* Begin Available data *
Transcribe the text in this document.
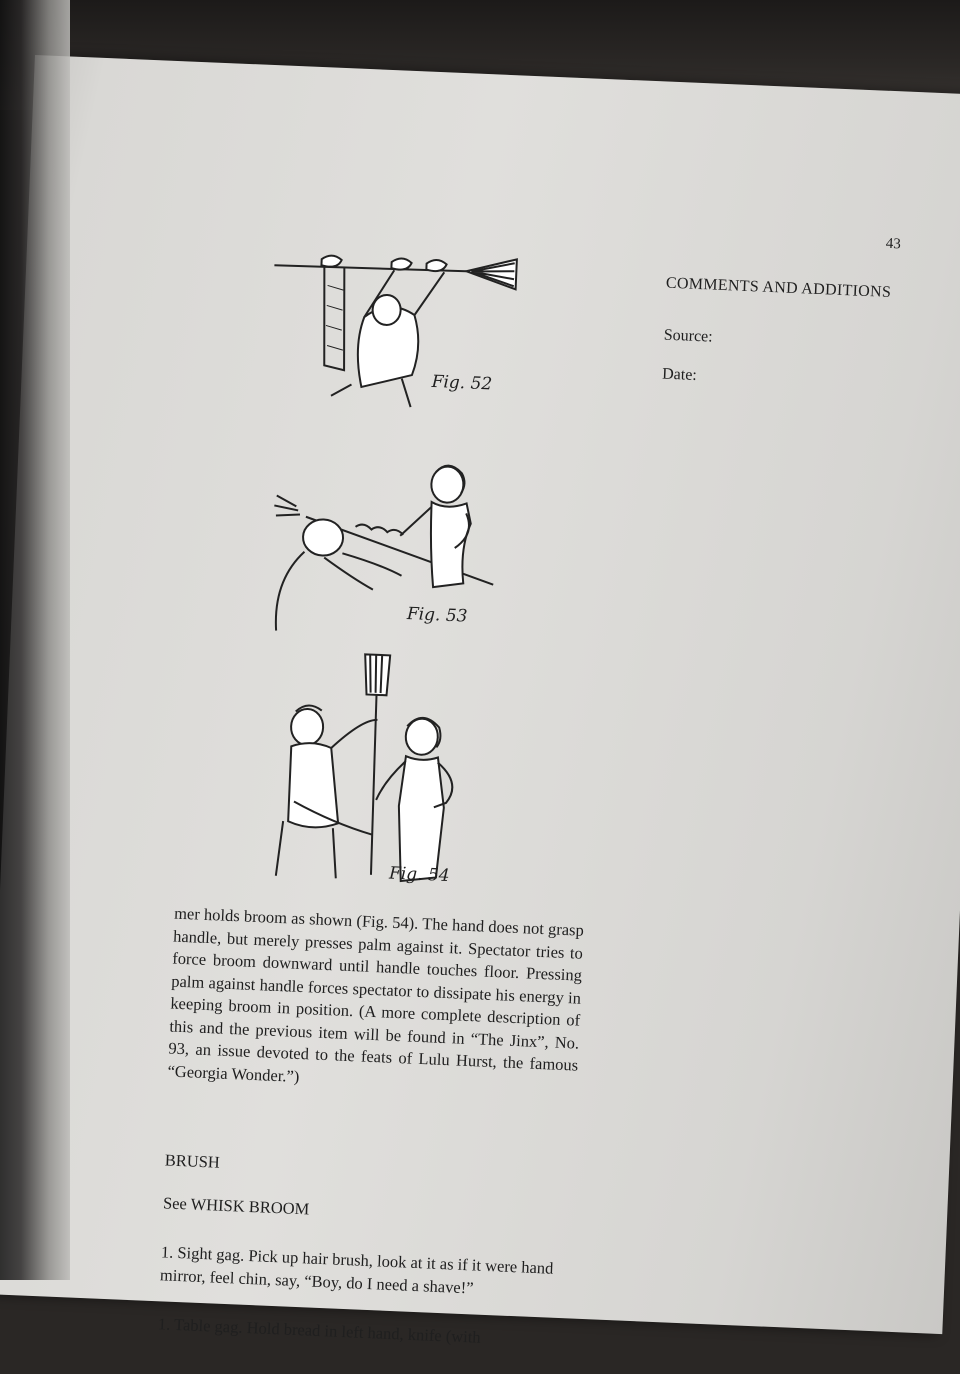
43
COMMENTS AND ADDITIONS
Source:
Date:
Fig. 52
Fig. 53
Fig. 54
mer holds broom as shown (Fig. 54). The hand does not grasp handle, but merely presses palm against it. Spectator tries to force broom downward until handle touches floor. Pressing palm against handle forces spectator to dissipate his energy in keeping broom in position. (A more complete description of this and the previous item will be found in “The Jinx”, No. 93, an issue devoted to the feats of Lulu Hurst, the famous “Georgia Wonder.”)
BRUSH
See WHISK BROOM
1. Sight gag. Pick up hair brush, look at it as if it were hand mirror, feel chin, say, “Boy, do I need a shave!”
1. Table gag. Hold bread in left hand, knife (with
* End Available data *
* Begin Available data *
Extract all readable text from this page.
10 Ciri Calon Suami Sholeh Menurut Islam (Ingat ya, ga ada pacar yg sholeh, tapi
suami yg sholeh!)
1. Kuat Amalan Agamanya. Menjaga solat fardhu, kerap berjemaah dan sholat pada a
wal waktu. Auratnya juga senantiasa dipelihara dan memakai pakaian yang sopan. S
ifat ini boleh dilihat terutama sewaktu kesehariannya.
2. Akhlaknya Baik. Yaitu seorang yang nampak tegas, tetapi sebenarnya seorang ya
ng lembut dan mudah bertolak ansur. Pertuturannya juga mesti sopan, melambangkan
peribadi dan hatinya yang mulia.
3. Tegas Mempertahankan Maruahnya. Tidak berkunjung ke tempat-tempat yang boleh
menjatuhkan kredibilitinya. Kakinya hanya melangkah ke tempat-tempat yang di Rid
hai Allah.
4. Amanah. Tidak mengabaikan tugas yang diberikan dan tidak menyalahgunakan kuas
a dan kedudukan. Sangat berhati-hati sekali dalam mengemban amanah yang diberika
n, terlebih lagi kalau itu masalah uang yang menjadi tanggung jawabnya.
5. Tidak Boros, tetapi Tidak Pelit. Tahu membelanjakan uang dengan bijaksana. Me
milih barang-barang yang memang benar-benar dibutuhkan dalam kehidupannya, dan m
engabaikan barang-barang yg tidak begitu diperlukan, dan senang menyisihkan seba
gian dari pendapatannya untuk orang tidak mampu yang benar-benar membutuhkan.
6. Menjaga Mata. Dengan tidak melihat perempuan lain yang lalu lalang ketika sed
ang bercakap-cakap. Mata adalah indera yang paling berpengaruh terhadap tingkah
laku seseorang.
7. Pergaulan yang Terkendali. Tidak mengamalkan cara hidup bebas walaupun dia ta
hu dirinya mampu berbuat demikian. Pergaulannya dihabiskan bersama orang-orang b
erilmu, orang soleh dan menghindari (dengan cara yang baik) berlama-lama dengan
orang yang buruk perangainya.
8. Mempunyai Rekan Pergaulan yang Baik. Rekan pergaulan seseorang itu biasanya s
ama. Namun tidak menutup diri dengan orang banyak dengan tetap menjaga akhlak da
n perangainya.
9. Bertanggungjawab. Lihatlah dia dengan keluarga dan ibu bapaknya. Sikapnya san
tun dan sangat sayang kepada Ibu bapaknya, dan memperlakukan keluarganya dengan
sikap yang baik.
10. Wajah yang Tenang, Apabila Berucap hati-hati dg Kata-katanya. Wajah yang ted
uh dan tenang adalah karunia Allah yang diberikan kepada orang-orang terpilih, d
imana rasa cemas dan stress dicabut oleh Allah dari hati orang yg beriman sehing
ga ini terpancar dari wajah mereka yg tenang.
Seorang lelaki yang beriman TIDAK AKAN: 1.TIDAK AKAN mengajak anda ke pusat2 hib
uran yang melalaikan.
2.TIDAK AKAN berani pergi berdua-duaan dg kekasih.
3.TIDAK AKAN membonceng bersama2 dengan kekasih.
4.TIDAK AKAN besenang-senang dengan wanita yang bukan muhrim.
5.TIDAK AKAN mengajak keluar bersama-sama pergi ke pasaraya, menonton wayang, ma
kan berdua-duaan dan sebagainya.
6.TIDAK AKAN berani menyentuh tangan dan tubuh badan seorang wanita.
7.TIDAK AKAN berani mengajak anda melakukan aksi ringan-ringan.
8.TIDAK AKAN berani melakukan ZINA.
* End Available data *
* Begin Available data *
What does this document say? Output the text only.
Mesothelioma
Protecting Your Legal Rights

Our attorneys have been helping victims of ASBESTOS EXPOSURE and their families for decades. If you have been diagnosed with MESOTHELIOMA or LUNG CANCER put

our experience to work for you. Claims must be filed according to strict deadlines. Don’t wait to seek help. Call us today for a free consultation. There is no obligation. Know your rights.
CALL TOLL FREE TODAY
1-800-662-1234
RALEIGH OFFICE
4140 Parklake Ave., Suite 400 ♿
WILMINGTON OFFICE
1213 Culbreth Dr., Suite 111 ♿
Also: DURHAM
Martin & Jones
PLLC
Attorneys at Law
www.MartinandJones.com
* End Available data *
— Short exercise —
Answer with one number: how many lines of the entries above include the word "duaan".

— Correct response —
2